• _GOAL_: Search the listing for "отрезку" and copy every line where it appears.

• _DATA LINES_:
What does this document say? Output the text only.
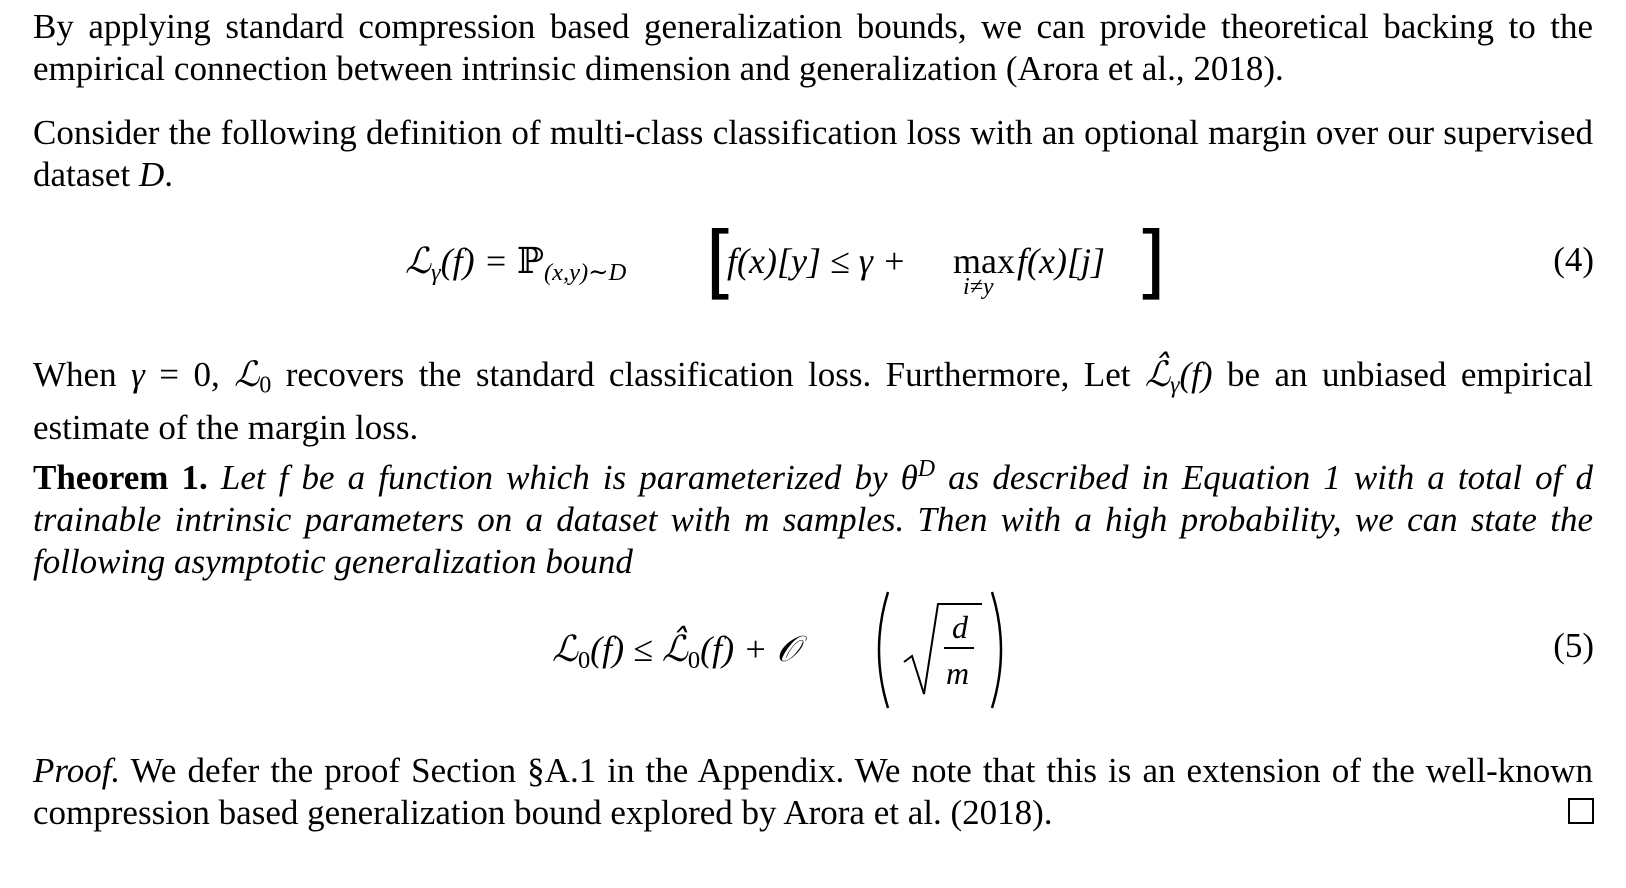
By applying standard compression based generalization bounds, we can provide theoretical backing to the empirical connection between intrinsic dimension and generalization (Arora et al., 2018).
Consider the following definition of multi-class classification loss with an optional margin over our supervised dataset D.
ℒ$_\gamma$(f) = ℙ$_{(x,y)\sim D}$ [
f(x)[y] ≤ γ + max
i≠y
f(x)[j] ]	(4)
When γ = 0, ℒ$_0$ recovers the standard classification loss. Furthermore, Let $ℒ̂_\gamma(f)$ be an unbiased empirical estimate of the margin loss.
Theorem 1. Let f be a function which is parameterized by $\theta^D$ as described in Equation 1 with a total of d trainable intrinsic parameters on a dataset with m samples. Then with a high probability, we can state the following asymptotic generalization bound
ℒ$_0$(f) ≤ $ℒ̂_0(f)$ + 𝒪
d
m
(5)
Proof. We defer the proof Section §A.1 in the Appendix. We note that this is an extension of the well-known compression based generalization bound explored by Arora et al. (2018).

* * *

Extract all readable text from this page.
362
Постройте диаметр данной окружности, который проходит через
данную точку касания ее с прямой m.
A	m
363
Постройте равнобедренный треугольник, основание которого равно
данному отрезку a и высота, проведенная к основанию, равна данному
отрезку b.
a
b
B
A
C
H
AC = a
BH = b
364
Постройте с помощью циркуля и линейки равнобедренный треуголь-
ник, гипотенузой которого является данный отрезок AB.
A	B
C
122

• _TASK OUTPUT_:
данному отрезку a и высота, проведенная к основанию, равна данному
отрезку b.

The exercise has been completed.